# Goal of the exercise:
Below are some records; repeat them all exactly, minus the pictures.

Items listed in a dataset
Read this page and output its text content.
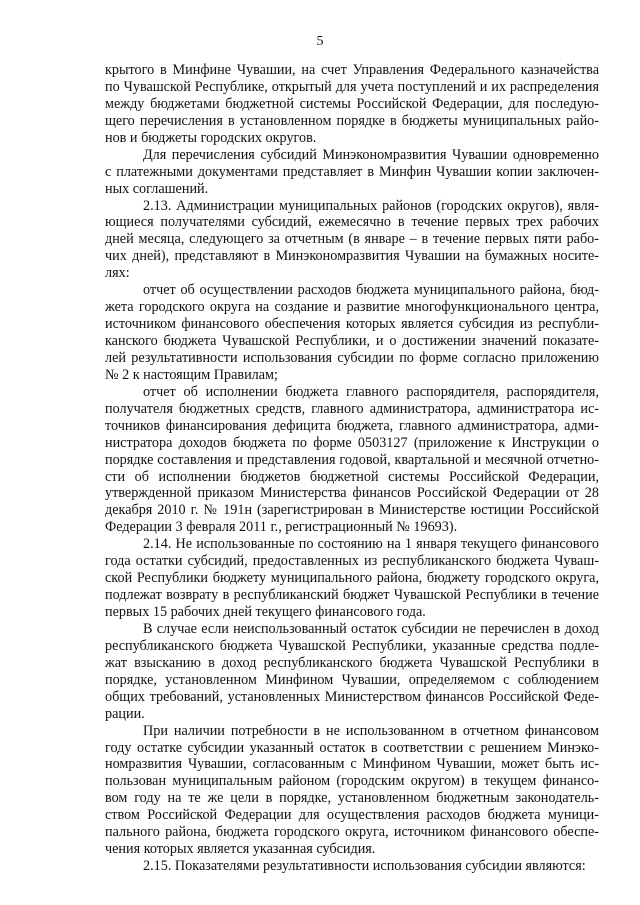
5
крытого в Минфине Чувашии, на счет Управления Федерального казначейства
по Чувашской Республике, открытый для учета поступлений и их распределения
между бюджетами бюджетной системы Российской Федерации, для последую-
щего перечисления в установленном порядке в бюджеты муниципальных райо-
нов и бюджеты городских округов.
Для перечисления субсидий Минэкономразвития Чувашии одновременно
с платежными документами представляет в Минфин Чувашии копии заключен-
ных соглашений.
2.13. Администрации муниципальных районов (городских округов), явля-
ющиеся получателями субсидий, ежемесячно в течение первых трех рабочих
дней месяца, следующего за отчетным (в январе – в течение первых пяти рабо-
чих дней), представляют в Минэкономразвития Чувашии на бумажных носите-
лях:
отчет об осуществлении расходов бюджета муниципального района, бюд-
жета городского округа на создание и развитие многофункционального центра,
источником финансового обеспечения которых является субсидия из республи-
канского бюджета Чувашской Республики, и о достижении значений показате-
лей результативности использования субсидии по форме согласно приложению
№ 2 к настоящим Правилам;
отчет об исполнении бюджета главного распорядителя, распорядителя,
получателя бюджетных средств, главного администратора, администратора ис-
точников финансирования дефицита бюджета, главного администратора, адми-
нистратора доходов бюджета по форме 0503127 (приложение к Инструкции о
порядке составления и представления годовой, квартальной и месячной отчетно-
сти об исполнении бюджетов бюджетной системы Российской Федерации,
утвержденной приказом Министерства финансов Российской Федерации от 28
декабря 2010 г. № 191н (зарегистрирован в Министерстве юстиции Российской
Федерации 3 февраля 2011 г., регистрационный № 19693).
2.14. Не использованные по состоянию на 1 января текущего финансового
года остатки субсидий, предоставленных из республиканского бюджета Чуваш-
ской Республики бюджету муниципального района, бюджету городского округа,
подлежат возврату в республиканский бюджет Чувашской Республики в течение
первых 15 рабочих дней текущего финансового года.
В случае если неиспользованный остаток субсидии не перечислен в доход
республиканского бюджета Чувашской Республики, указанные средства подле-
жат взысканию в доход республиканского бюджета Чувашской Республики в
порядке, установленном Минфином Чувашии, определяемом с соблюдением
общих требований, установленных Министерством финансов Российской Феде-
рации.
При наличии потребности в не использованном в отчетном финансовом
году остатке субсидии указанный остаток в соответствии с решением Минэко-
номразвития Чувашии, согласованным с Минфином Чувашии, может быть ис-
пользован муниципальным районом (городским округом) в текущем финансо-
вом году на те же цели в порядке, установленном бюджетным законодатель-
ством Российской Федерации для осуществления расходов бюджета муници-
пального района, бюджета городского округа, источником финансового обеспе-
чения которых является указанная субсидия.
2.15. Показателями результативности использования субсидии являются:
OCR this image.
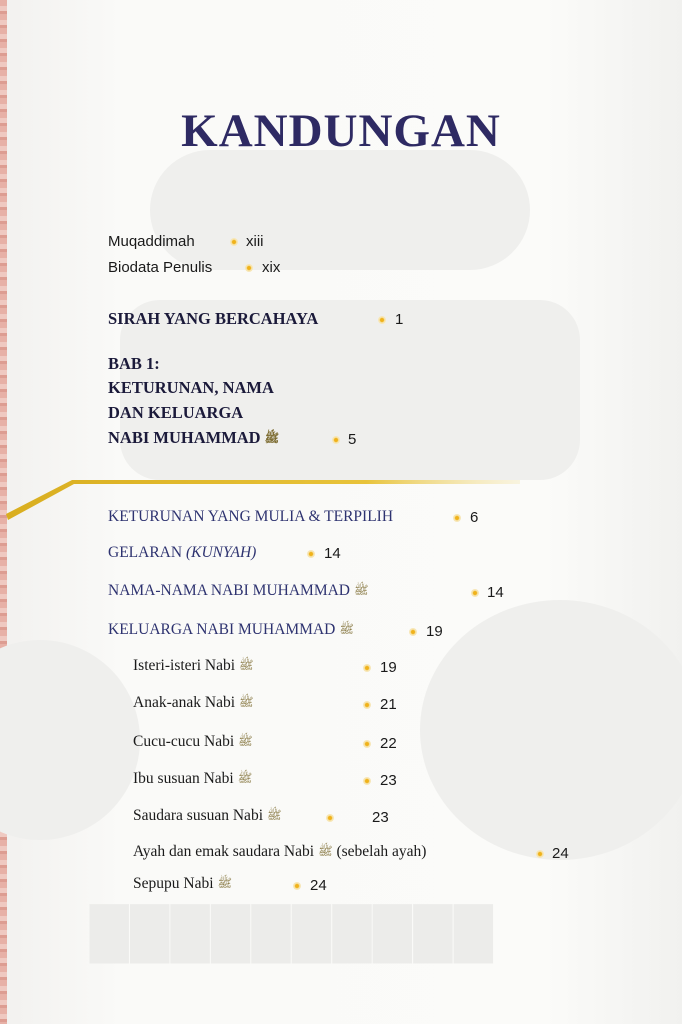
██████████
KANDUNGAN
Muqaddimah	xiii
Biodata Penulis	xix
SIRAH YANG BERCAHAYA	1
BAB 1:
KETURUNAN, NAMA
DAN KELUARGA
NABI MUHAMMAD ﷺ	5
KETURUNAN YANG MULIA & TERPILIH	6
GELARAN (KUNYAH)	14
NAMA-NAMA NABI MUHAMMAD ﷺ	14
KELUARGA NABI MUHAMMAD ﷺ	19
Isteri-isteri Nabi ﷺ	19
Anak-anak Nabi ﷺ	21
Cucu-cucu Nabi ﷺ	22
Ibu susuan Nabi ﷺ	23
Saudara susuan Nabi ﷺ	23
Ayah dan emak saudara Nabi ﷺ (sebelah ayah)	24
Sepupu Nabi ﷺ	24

# The completed task:
Read this page and output its text content.
5
крытого в Минфине Чувашии, на счет Управления Федерального казначейства
по Чувашской Республике, открытый для учета поступлений и их распределения
между бюджетами бюджетной системы Российской Федерации, для последую-
щего перечисления в установленном порядке в бюджеты муниципальных райо-
нов и бюджеты городских округов.
Для перечисления субсидий Минэкономразвития Чувашии одновременно
с платежными документами представляет в Минфин Чувашии копии заключен-
ных соглашений.
2.13. Администрации муниципальных районов (городских округов), явля-
ющиеся получателями субсидий, ежемесячно в течение первых трех рабочих
дней месяца, следующего за отчетным (в январе – в течение первых пяти рабо-
чих дней), представляют в Минэкономразвития Чувашии на бумажных носите-
лях:
отчет об осуществлении расходов бюджета муниципального района, бюд-
жета городского округа на создание и развитие многофункционального центра,
источником финансового обеспечения которых является субсидия из республи-
канского бюджета Чувашской Республики, и о достижении значений показате-
лей результативности использования субсидии по форме согласно приложению
№ 2 к настоящим Правилам;
отчет об исполнении бюджета главного распорядителя, распорядителя,
получателя бюджетных средств, главного администратора, администратора ис-
точников финансирования дефицита бюджета, главного администратора, адми-
нистратора доходов бюджета по форме 0503127 (приложение к Инструкции о
порядке составления и представления годовой, квартальной и месячной отчетно-
сти об исполнении бюджетов бюджетной системы Российской Федерации,
утвержденной приказом Министерства финансов Российской Федерации от 28
декабря 2010 г. № 191н (зарегистрирован в Министерстве юстиции Российской
Федерации 3 февраля 2011 г., регистрационный № 19693).
2.14. Не использованные по состоянию на 1 января текущего финансового
года остатки субсидий, предоставленных из республиканского бюджета Чуваш-
ской Республики бюджету муниципального района, бюджету городского округа,
подлежат возврату в республиканский бюджет Чувашской Республики в течение
первых 15 рабочих дней текущего финансового года.
В случае если неиспользованный остаток субсидии не перечислен в доход
республиканского бюджета Чувашской Республики, указанные средства подле-
жат взысканию в доход республиканского бюджета Чувашской Республики в
порядке, установленном Минфином Чувашии, определяемом с соблюдением
общих требований, установленных Министерством финансов Российской Феде-
рации.
При наличии потребности в не использованном в отчетном финансовом
году остатке субсидии указанный остаток в соответствии с решением Минэко-
номразвития Чувашии, согласованным с Минфином Чувашии, может быть ис-
пользован муниципальным районом (городским округом) в текущем финансо-
вом году на те же цели в порядке, установленном бюджетным законодатель-
ством Российской Федерации для осуществления расходов бюджета муници-
пального района, бюджета городского округа, источником финансового обеспе-
чения которых является указанная субсидия.
2.15. Показателями результативности использования субсидии являются:
OCR this image.
██████████
KANDUNGAN
Muqaddimah	xiii
Biodata Penulis	xix
SIRAH YANG BERCAHAYA	1
BAB 1:
KETURUNAN, NAMA
DAN KELUARGA
NABI MUHAMMAD ﷺ	5
KETURUNAN YANG MULIA & TERPILIH	6
GELARAN (KUNYAH)	14
NAMA-NAMA NABI MUHAMMAD ﷺ	14
KELUARGA NABI MUHAMMAD ﷺ	19
Isteri-isteri Nabi ﷺ	19
Anak-anak Nabi ﷺ	21
Cucu-cucu Nabi ﷺ	22
Ibu susuan Nabi ﷺ	23
Saudara susuan Nabi ﷺ	23
Ayah dan emak saudara Nabi ﷺ (sebelah ayah)	24
Sepupu Nabi ﷺ	24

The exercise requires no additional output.